Problem requirements:
Can you edit the records so that each "scatter-point-seminole" reads "data-point-seminole" and nothing else changes?

(Item position entries)
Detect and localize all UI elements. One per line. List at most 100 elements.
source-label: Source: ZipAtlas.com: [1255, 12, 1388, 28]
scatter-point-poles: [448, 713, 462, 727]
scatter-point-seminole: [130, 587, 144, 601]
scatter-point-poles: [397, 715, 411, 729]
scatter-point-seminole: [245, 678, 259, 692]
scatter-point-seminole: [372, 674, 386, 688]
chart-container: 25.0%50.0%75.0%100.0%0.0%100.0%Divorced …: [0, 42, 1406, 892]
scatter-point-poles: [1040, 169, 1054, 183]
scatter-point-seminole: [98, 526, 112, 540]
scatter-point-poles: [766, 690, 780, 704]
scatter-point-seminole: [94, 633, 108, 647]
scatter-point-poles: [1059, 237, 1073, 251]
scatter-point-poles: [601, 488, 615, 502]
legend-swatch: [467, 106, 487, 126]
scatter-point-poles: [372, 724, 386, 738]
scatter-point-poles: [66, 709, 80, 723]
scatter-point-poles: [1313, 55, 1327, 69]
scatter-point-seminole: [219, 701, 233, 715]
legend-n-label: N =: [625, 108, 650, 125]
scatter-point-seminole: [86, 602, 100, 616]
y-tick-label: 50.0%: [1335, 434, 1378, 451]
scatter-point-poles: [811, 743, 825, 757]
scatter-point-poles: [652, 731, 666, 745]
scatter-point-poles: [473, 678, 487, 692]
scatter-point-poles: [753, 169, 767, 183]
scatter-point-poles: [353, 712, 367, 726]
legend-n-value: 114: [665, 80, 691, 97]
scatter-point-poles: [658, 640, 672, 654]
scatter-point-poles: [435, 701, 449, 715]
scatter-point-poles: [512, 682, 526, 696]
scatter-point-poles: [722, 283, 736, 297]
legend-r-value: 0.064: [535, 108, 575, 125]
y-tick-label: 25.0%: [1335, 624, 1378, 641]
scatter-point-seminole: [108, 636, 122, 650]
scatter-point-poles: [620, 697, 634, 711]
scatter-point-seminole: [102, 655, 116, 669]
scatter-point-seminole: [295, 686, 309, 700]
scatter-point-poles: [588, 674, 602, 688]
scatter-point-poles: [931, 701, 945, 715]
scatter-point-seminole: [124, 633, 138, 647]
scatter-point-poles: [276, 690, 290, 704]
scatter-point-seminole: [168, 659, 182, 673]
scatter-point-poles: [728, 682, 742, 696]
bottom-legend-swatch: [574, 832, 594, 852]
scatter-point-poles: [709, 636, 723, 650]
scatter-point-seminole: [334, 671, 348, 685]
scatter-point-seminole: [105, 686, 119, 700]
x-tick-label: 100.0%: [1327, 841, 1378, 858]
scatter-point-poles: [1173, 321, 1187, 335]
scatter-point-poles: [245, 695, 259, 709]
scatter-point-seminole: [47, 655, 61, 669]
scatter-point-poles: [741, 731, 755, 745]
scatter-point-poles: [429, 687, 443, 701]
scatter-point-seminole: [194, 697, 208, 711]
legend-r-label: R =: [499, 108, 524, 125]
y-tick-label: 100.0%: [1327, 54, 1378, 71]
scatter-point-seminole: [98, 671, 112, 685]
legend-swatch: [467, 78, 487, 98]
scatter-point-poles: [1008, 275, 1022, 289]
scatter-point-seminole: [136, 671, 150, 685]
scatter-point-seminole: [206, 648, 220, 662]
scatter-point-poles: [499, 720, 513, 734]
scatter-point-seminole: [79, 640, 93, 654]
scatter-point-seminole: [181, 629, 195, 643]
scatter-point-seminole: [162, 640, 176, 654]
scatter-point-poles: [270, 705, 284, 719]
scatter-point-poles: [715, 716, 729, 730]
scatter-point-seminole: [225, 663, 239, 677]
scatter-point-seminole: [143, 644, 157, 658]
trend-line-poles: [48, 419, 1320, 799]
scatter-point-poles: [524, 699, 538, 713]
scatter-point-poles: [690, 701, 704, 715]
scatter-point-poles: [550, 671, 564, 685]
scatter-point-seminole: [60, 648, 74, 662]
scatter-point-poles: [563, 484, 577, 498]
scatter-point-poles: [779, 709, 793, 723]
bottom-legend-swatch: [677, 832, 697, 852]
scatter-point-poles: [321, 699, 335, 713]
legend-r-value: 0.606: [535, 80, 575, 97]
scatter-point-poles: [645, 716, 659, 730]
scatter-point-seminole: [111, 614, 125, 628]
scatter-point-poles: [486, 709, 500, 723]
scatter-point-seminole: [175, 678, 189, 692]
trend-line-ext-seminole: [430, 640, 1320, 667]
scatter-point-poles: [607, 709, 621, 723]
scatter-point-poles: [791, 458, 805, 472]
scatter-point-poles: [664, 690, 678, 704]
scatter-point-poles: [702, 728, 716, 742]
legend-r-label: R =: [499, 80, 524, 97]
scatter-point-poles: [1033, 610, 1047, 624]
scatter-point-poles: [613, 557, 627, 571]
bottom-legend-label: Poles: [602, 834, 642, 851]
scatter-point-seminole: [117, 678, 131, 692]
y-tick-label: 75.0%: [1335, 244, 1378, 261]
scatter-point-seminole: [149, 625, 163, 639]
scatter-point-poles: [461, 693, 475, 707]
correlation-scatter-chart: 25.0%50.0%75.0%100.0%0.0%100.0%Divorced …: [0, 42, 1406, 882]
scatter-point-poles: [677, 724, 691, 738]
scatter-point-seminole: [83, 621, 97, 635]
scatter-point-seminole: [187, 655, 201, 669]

Exercise solution:
Detect and localize all UI elements. One per line. List at most 100 elements.
source-label: Source: ZipAtlas.com: [1255, 12, 1388, 28]
scatter-point-poles: [448, 713, 462, 727]
data-point-seminole: [130, 587, 144, 601]
scatter-point-poles: [397, 715, 411, 729]
data-point-seminole: [245, 678, 259, 692]
data-point-seminole: [372, 674, 386, 688]
chart-container: 25.0%50.0%75.0%100.0%0.0%100.0%Divorced …: [0, 42, 1406, 892]
scatter-point-poles: [1040, 169, 1054, 183]
data-point-seminole: [98, 526, 112, 540]
scatter-point-poles: [766, 690, 780, 704]
data-point-seminole: [94, 633, 108, 647]
scatter-point-poles: [1059, 237, 1073, 251]
scatter-point-poles: [601, 488, 615, 502]
legend-swatch: [467, 106, 487, 126]
scatter-point-poles: [372, 724, 386, 738]
scatter-point-poles: [66, 709, 80, 723]
scatter-point-poles: [1313, 55, 1327, 69]
data-point-seminole: [219, 701, 233, 715]
legend-n-label: N =: [625, 108, 650, 125]
data-point-seminole: [86, 602, 100, 616]
y-tick-label: 50.0%: [1335, 434, 1378, 451]
scatter-point-poles: [811, 743, 825, 757]
scatter-point-poles: [652, 731, 666, 745]
scatter-point-poles: [473, 678, 487, 692]
scatter-point-poles: [753, 169, 767, 183]
scatter-point-poles: [353, 712, 367, 726]
legend-n-value: 114: [665, 80, 691, 97]
scatter-point-poles: [658, 640, 672, 654]
scatter-point-poles: [435, 701, 449, 715]
scatter-point-poles: [512, 682, 526, 696]
scatter-point-poles: [722, 283, 736, 297]
legend-r-value: 0.064: [535, 108, 575, 125]
y-tick-label: 25.0%: [1335, 624, 1378, 641]
data-point-seminole: [108, 636, 122, 650]
scatter-point-poles: [620, 697, 634, 711]
data-point-seminole: [102, 655, 116, 669]
data-point-seminole: [295, 686, 309, 700]
scatter-point-poles: [588, 674, 602, 688]
scatter-point-poles: [931, 701, 945, 715]
data-point-seminole: [124, 633, 138, 647]
scatter-point-poles: [276, 690, 290, 704]
data-point-seminole: [168, 659, 182, 673]
scatter-point-poles: [728, 682, 742, 696]
bottom-legend-swatch: [574, 832, 594, 852]
scatter-point-poles: [709, 636, 723, 650]
data-point-seminole: [334, 671, 348, 685]
data-point-seminole: [105, 686, 119, 700]
x-tick-label: 100.0%: [1327, 841, 1378, 858]
scatter-point-poles: [1173, 321, 1187, 335]
scatter-point-poles: [245, 695, 259, 709]
data-point-seminole: [47, 655, 61, 669]
scatter-point-poles: [741, 731, 755, 745]
scatter-point-poles: [429, 687, 443, 701]
data-point-seminole: [194, 697, 208, 711]
legend-r-label: R =: [499, 108, 524, 125]
y-tick-label: 100.0%: [1327, 54, 1378, 71]
data-point-seminole: [98, 671, 112, 685]
legend-swatch: [467, 78, 487, 98]
scatter-point-poles: [1008, 275, 1022, 289]
data-point-seminole: [136, 671, 150, 685]
data-point-seminole: [206, 648, 220, 662]
scatter-point-poles: [499, 720, 513, 734]
data-point-seminole: [79, 640, 93, 654]
data-point-seminole: [181, 629, 195, 643]
data-point-seminole: [162, 640, 176, 654]
scatter-point-poles: [270, 705, 284, 719]
scatter-point-poles: [715, 716, 729, 730]
data-point-seminole: [225, 663, 239, 677]
data-point-seminole: [143, 644, 157, 658]
trend-line-poles: [48, 419, 1320, 799]
scatter-point-poles: [524, 699, 538, 713]
scatter-point-poles: [690, 701, 704, 715]
scatter-point-poles: [550, 671, 564, 685]
data-point-seminole: [60, 648, 74, 662]
scatter-point-poles: [563, 484, 577, 498]
scatter-point-poles: [779, 709, 793, 723]
bottom-legend-swatch: [677, 832, 697, 852]
scatter-point-poles: [321, 699, 335, 713]
legend-r-value: 0.606: [535, 80, 575, 97]
scatter-point-poles: [645, 716, 659, 730]
data-point-seminole: [111, 614, 125, 628]
scatter-point-poles: [486, 709, 500, 723]
data-point-seminole: [175, 678, 189, 692]
trend-line-ext-seminole: [430, 640, 1320, 667]
scatter-point-poles: [607, 709, 621, 723]
scatter-point-poles: [791, 458, 805, 472]
scatter-point-poles: [664, 690, 678, 704]
scatter-point-poles: [702, 728, 716, 742]
legend-r-label: R =: [499, 80, 524, 97]
scatter-point-poles: [1033, 610, 1047, 624]
scatter-point-poles: [613, 557, 627, 571]
bottom-legend-label: Poles: [602, 834, 642, 851]
data-point-seminole: [117, 678, 131, 692]
y-tick-label: 75.0%: [1335, 244, 1378, 261]
data-point-seminole: [149, 625, 163, 639]
scatter-point-poles: [461, 693, 475, 707]
correlation-scatter-chart: 25.0%50.0%75.0%100.0%0.0%100.0%Divorced …: [0, 42, 1406, 882]
scatter-point-poles: [677, 724, 691, 738]
data-point-seminole: [83, 621, 97, 635]
data-point-seminole: [187, 655, 201, 669]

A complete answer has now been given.